▶ **WHAT IS BEING ASKED**
Locate the string "frac" throughout the material and copy every line in which it occurs.

▶ **SUPPLIED RECORDS**
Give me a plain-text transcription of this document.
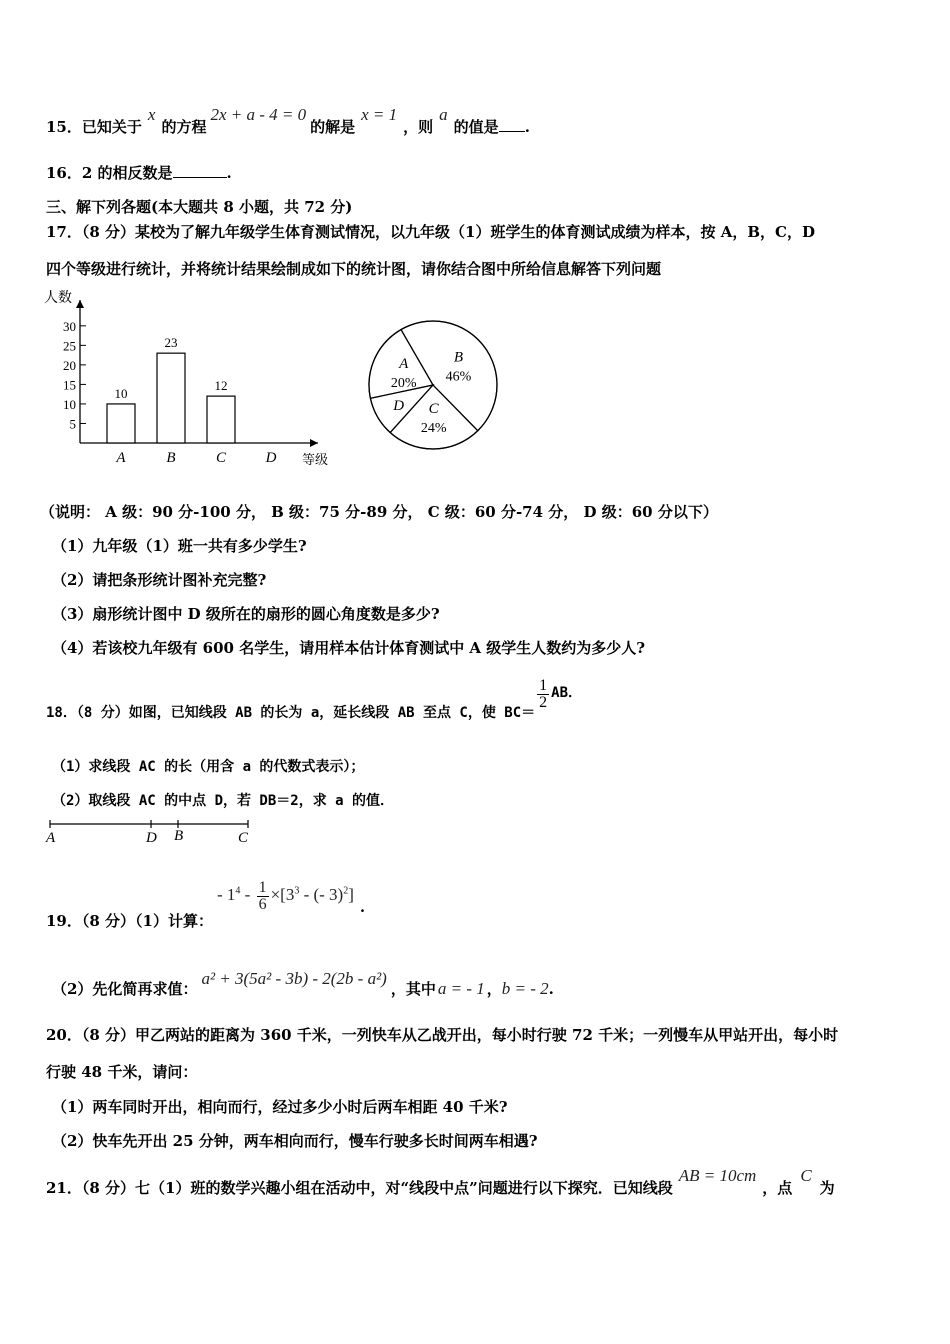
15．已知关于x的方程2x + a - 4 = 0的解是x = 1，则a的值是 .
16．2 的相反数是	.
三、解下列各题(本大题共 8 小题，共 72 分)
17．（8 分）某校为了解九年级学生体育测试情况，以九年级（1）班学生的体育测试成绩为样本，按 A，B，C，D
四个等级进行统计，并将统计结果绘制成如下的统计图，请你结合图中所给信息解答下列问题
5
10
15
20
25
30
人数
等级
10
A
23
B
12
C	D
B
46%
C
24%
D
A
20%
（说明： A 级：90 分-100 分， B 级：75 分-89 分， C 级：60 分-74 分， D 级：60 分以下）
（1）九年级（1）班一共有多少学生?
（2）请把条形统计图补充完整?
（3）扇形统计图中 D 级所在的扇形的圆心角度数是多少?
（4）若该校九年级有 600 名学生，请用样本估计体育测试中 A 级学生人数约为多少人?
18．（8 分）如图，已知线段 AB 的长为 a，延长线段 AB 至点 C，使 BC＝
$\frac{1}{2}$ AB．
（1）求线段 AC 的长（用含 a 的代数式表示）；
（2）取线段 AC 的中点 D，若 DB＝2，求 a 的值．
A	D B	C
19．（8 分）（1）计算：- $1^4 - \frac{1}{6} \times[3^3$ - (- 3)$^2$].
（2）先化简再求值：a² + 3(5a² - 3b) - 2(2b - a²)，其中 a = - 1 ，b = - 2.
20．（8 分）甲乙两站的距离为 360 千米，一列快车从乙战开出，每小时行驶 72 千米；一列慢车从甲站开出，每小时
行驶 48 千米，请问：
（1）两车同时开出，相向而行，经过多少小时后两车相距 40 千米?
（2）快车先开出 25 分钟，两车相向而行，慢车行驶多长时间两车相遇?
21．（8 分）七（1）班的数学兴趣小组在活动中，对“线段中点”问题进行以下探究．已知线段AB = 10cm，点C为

==

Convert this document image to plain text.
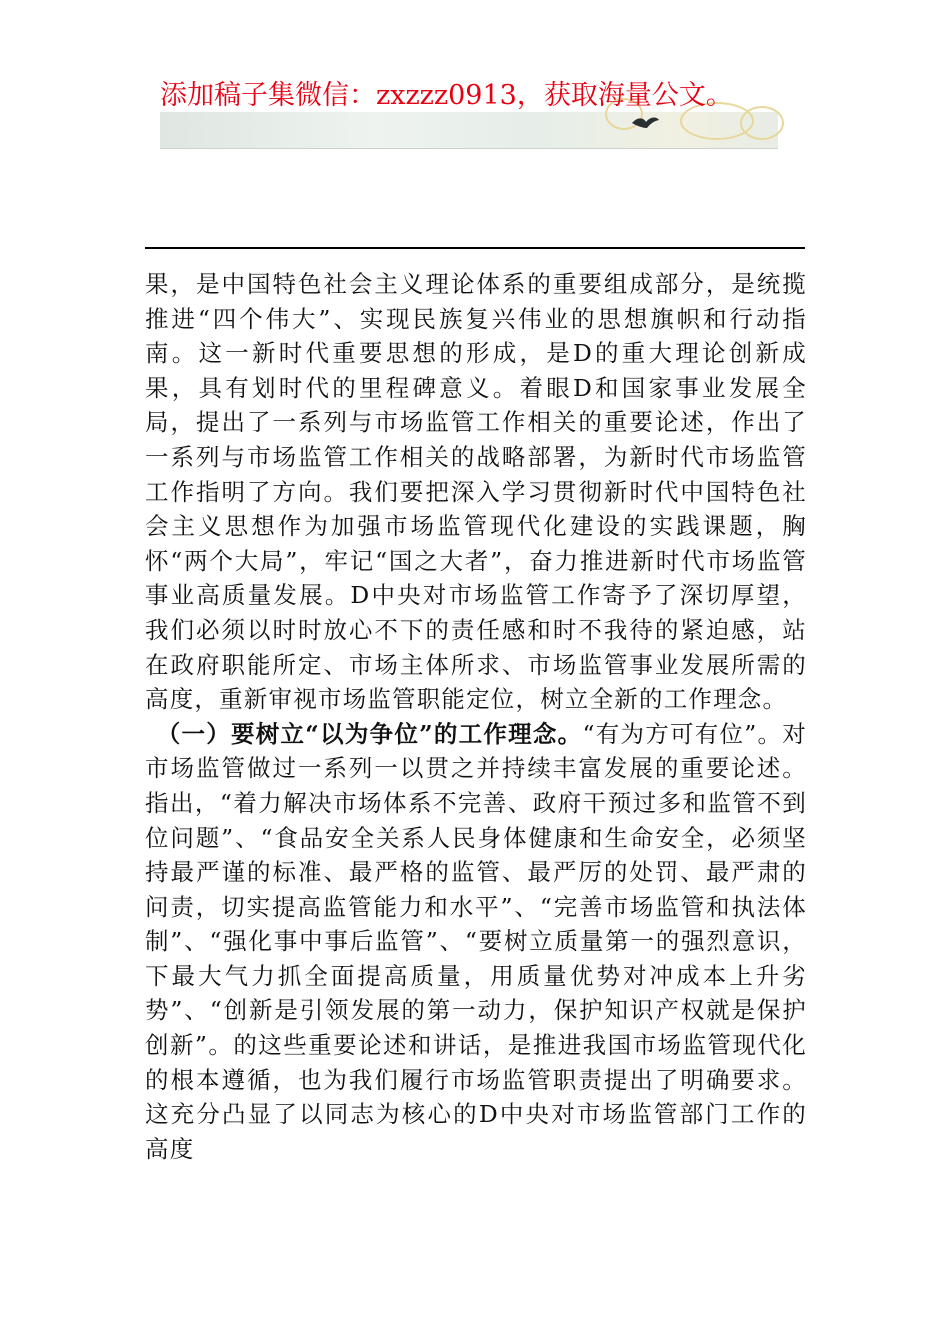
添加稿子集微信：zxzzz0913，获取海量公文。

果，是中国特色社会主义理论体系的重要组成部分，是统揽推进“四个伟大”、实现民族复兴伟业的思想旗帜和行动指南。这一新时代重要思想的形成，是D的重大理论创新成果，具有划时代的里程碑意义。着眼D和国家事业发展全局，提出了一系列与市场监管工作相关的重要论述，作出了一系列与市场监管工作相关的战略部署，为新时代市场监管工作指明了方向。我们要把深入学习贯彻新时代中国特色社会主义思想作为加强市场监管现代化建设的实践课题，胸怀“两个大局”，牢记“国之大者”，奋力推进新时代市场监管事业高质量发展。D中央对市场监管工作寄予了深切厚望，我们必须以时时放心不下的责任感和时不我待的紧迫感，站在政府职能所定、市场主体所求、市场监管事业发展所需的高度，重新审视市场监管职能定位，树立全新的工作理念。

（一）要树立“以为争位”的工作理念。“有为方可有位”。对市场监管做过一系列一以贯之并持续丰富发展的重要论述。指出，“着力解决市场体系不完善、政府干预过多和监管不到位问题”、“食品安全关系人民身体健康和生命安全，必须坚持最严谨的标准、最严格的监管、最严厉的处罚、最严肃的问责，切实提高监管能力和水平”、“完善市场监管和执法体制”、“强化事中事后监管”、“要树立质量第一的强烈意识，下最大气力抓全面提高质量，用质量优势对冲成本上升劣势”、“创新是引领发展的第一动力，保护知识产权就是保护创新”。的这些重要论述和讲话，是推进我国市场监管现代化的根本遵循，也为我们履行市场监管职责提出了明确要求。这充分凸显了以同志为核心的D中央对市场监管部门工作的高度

▶ **SOLUTION FOR THIS EXERCISE**
$\frac{1}{2}$ AB．
19．（8 分）（1）计算：- $1^4 - \frac{1}{6} \times[3^3$ - (- 3)$^2$].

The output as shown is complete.